### About this exercise
Report every line of the records below that contains the word "UPCI".

### Data to examine
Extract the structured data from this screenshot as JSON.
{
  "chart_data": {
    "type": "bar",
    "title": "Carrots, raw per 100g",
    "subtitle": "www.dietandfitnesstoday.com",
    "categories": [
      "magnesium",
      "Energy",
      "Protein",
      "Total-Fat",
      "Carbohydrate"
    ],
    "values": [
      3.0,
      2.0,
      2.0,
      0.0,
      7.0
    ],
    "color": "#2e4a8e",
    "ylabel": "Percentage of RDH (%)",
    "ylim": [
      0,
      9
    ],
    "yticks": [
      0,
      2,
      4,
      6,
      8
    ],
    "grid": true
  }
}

...

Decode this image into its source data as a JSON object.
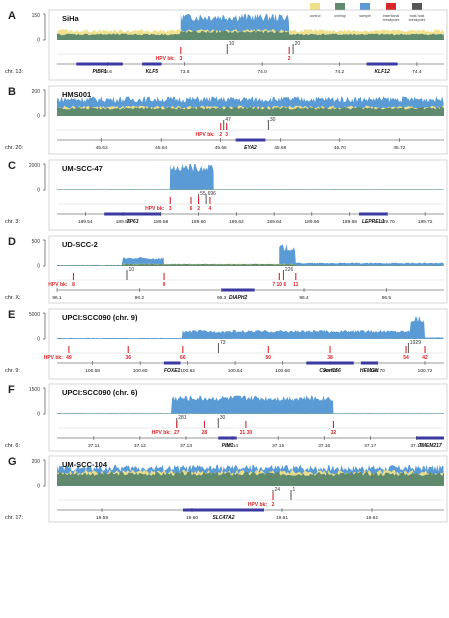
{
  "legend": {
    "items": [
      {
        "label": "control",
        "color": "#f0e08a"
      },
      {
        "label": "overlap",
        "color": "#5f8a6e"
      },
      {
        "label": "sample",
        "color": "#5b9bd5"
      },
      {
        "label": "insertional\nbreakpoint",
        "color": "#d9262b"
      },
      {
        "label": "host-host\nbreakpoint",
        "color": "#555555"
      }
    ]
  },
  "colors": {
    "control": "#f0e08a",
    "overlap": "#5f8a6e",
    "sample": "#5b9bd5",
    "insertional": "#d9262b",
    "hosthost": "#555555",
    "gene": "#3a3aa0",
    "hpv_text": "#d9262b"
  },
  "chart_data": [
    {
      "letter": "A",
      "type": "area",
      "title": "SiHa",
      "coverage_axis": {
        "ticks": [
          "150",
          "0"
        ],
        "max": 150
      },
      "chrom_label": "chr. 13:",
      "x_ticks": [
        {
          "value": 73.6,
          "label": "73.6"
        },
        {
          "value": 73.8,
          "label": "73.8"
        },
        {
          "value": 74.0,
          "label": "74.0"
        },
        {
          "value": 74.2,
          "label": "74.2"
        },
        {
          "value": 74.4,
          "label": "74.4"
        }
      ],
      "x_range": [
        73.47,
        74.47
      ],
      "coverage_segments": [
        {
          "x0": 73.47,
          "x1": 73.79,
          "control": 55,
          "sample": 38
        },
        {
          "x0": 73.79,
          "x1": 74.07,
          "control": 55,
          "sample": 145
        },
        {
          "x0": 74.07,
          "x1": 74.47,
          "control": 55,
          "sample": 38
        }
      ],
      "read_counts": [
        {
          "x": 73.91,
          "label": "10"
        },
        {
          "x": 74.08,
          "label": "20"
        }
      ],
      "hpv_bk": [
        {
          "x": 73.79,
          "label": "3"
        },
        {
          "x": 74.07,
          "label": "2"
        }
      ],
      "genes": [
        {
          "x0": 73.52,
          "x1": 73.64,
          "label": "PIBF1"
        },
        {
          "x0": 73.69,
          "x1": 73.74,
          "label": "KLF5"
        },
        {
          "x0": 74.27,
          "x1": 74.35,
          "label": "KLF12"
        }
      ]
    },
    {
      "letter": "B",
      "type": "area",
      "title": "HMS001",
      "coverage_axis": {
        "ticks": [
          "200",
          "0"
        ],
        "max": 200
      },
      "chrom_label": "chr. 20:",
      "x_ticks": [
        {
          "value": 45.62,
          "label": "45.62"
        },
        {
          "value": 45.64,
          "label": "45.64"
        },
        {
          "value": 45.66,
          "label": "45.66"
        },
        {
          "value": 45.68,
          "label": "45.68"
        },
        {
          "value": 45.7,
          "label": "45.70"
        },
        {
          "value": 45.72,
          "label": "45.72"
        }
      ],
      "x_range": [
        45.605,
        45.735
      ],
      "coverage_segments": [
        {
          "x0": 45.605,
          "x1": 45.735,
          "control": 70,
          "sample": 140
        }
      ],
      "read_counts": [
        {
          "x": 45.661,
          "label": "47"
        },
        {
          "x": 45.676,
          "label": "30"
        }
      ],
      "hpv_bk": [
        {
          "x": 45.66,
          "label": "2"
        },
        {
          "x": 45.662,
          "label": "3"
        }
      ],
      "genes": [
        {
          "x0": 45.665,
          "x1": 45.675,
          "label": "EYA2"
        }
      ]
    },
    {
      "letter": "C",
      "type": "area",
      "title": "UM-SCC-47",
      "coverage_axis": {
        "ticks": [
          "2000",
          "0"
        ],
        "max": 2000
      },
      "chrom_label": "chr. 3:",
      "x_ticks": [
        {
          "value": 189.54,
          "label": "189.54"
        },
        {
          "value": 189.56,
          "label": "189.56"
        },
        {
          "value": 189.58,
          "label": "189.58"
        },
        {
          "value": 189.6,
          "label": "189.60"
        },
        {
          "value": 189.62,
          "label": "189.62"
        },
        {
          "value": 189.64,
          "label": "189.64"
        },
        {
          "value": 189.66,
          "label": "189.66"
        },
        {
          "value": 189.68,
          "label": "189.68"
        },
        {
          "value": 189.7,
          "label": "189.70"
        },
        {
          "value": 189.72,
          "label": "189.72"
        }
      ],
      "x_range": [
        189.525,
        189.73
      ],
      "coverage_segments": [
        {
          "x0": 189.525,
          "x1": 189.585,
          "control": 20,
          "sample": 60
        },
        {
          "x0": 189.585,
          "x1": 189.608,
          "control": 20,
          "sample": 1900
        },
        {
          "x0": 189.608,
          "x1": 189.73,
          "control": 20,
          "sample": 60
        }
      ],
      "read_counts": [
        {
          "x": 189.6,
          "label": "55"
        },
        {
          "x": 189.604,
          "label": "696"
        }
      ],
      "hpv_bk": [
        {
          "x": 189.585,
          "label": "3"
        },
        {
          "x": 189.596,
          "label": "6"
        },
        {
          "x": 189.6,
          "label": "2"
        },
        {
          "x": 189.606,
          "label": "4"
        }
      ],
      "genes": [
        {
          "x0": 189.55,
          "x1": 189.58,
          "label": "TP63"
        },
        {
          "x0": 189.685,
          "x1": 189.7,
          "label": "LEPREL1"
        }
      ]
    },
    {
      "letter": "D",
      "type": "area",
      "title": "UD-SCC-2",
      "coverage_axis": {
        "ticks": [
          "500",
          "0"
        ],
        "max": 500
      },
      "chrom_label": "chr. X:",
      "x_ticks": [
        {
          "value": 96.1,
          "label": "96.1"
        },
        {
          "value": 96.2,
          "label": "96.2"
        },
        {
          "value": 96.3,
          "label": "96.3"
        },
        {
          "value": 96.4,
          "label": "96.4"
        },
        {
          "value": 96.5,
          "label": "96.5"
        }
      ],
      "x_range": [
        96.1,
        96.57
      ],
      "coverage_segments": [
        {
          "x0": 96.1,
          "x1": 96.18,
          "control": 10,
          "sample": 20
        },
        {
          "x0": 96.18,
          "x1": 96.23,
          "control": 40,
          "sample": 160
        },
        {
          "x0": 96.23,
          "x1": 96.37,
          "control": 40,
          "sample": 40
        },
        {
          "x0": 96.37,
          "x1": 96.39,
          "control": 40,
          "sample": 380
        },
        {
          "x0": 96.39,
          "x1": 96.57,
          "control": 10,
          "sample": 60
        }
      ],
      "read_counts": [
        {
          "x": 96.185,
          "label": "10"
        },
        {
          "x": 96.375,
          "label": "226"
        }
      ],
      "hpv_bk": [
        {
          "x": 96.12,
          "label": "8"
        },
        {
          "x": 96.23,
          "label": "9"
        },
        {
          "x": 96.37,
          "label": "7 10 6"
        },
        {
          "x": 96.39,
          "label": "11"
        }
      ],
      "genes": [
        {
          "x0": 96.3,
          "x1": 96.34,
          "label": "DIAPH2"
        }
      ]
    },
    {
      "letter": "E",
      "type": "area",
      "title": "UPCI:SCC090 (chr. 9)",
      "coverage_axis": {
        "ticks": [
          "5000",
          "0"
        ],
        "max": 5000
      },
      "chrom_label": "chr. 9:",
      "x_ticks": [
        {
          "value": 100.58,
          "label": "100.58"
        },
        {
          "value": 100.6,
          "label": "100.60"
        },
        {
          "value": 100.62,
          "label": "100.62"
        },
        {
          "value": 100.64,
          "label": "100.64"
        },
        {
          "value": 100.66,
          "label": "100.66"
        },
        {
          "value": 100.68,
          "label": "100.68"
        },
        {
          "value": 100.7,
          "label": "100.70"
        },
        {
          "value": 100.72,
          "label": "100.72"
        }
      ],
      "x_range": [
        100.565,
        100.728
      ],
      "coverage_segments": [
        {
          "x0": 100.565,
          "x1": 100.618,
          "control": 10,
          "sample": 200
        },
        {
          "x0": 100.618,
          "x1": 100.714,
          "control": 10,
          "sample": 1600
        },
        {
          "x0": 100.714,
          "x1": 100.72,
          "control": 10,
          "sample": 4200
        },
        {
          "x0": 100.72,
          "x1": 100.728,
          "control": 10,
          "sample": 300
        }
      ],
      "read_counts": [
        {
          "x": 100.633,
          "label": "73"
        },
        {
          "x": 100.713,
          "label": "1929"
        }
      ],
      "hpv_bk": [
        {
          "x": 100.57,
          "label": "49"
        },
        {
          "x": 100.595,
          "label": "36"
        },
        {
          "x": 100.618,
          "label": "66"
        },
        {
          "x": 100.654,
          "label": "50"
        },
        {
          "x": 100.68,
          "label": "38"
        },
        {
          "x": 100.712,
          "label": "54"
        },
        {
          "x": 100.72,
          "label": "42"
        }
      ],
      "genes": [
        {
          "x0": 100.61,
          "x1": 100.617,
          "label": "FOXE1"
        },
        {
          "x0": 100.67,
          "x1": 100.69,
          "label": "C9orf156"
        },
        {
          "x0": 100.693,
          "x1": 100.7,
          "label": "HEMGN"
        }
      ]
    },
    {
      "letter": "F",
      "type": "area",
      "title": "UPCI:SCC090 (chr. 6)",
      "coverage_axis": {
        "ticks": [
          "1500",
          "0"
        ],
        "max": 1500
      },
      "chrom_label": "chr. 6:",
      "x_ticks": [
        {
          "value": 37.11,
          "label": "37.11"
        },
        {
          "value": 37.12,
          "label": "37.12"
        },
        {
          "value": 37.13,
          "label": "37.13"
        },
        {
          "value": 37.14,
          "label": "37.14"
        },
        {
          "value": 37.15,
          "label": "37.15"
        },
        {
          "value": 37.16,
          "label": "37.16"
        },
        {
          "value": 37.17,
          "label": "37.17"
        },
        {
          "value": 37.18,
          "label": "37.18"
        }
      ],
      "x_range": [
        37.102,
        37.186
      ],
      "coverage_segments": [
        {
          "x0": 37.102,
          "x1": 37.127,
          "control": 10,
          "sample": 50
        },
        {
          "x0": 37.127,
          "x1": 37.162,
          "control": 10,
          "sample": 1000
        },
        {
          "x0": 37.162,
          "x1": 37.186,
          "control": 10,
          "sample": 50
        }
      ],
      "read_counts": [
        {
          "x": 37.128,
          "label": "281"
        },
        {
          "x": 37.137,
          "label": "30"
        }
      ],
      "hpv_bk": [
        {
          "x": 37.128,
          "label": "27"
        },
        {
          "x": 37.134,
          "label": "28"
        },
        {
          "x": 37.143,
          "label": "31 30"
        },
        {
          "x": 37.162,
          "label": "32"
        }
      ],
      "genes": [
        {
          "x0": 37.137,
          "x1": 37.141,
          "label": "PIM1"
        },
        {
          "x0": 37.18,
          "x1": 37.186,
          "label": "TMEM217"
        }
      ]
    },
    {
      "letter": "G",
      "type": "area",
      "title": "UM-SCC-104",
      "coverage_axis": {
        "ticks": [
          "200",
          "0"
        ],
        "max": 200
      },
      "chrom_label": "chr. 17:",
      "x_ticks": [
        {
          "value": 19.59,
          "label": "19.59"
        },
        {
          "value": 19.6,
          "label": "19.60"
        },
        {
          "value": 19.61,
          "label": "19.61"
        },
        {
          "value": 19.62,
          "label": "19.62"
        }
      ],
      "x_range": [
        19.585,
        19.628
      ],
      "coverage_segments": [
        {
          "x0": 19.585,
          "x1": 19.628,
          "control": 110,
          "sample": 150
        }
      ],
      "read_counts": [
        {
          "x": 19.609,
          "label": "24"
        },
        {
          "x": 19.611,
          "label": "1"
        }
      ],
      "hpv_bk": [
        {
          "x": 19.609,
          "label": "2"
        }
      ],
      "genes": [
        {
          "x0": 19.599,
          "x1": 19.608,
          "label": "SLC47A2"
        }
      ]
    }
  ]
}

### The completed task
      "title": "UPCI:SCC090 (chr. 9)",
      "title": "UPCI:SCC090 (chr. 6)",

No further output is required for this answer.